Одна наша сотрудница, довольно суеверная женщина, считала, что машина чувствует человека. Перед тем, как начать на ней работать, она гладила пульт машины, протирала тряпочкой клавиатуру, приговаривая нежные слова: "Здравствуй, БЭСМочка! Как ты себя чувствуешь? Ты славная, ты умница, ты мне поможешь, правда? Ты готова со мной работать?"

Наша работа на БЭСМ продолжалась много лет, пока на предприятии не появилась своя первая машина. После ряда наших обращений к заместителям Королёва, а затем и к самому Королёву, удалось несколько облегчить положение считающих на БЭСМ: мы получили возможность заказывать дежурную машину, которая вечером отвозила в Вычислительный центр, а утром привозила обратно.

Вот в такой обстановке в те годы проводились баллистические расчёты. Особенно напряженно проходила подготовка материалов по полётам в сторону Луны, Марса и Венеры, когда всё очень жестко связано с датой запуска и каждая новая дата требует проведения полного комплекта расчетов. И как обидно видеть, как очередная ракета "загибается" на траектории или откладывается её пуск по какой-либо причине. Значит, опять всё сначала, опять колоссальное напряжение, опять ожидание удачи, которой может не быть.

По моим наблюдениям, Королёв был человеком довольно суеверным. После подряд следующих двух ошибок, неудач он мрачно прогнозировал: "Ну что ж, третьей нам не миновать, Бог троицу любит". Не терпел на стартовой позиции женщин, считая, что их присутствие приносит неудачу. Я пару раз был свидетелем того, как он отчитывал своих помощников, ответственных за порядок на стартовой позиции: "Что за бэзобразие у вас здесь творится? Я категорически запрещаю находиться на старте женщинам. Немедленно убрать их отсюда, чтобы духа их здесь не было. Увижу еще одну юбку – пеняйте на себя!" Невзирая на такие угрозы, однажды опять ему на глаза попалась женщина, и он тут же обрушил всю свою ярость на своего заместителя по испытаниям. Дав Королёву разрядиться, Леонид Александрович Воскресенский совершенно спокойно возразил ему: "Понимаешь, Серёжа, лучше неё никто в общей электрической схеме не разбирается. Мы тут запутались и пришлось вызвать её". Сергей Павлович презрительно поджал губы: "Это вам не делает чести. Как разберётесь, отправьте её подальше отсюда".

Интересно отметить, что из пяти-шести заместителей Сергея Павловича к нему мог обращаться на "ты" и называть его просто Сергеем или даже Серёжей только его заместитель по испытаниям Воскресенский, хотя некоторые были и старше его по возрасту, и знали Сергея Павловича не меньшее время. И нельзя сказать, что их связывала какая-то личная или семейная дружба. Мне кажется, что у Сергея Павловича вообще очень близких друзей не было. Он как-то умел устанавливать границы, переходить которые, по-моему, мало кто рисковал.

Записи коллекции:
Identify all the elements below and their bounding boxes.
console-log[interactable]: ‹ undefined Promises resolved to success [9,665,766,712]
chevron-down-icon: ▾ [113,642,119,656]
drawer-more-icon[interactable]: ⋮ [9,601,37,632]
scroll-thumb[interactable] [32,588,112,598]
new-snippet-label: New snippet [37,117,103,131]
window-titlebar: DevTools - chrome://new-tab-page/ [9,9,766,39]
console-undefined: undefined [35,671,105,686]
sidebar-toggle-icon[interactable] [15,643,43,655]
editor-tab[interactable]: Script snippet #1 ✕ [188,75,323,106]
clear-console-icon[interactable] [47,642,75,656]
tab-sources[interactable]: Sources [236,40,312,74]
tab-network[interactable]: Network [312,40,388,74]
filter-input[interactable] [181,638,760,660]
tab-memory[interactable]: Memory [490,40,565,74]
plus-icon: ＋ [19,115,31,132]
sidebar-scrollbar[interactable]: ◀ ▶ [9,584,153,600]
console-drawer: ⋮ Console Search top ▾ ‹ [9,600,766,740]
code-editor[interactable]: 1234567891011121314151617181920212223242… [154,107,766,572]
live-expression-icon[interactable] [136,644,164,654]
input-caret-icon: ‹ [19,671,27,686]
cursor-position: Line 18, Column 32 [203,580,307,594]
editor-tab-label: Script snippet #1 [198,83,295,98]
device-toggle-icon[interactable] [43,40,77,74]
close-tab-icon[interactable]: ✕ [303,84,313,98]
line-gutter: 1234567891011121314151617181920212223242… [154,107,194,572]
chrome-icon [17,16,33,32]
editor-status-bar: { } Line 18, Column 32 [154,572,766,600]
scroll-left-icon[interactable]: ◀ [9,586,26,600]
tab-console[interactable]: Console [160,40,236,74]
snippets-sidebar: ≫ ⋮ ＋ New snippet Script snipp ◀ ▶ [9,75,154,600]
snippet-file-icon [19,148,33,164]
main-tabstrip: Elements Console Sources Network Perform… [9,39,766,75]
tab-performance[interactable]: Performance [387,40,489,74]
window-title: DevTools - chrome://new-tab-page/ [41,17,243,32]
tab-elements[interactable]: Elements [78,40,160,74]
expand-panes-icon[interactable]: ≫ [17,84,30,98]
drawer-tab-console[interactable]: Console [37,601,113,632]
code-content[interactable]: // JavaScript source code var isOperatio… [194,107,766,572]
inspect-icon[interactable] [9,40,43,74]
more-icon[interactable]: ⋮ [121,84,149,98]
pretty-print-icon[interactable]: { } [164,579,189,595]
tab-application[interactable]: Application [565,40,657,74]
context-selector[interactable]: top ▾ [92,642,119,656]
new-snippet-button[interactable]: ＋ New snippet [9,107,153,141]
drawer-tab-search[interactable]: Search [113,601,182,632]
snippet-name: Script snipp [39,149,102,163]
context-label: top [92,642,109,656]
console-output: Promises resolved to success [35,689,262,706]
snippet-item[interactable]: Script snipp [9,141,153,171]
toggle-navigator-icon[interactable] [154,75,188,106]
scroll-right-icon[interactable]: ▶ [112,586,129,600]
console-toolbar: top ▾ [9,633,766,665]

- [ЗАДАНИЯ]
1 > Перепишите дословно фрагмент текста воспоминаний: начните со слов "Интересно отметить, что" и закончите словами "мало кто рисковал.".
2 > Кто, согласно тексту воспоминаний, был единственным из заместителей Сергея Павловича, кто мог обращаться к нему на «ты»?

- [ОТВЕТЫ К ЗАДАНИЯМ]
1 >
Интересно отметить, что из пяти-шести заместителей Сергея Павловича к нему мог обращаться на "ты" и называть его просто Сергеем или даже Серёжей только его заместитель по испытаниям Воскресенский, хотя некоторые были и старше его по возрасту, и знали Сергея Павловича не меньшее время. И нельзя сказать, что их связывала какая-то личная или семейная дружба. Мне кажется, что у Сергея Павловича вообще очень близких друзей не было. Он как-то умел устанавливать границы, переходить которые, по-моему, мало кто рисковал.

2 > Его заместитель по испытаниям Леонид Александрович Воскресенский.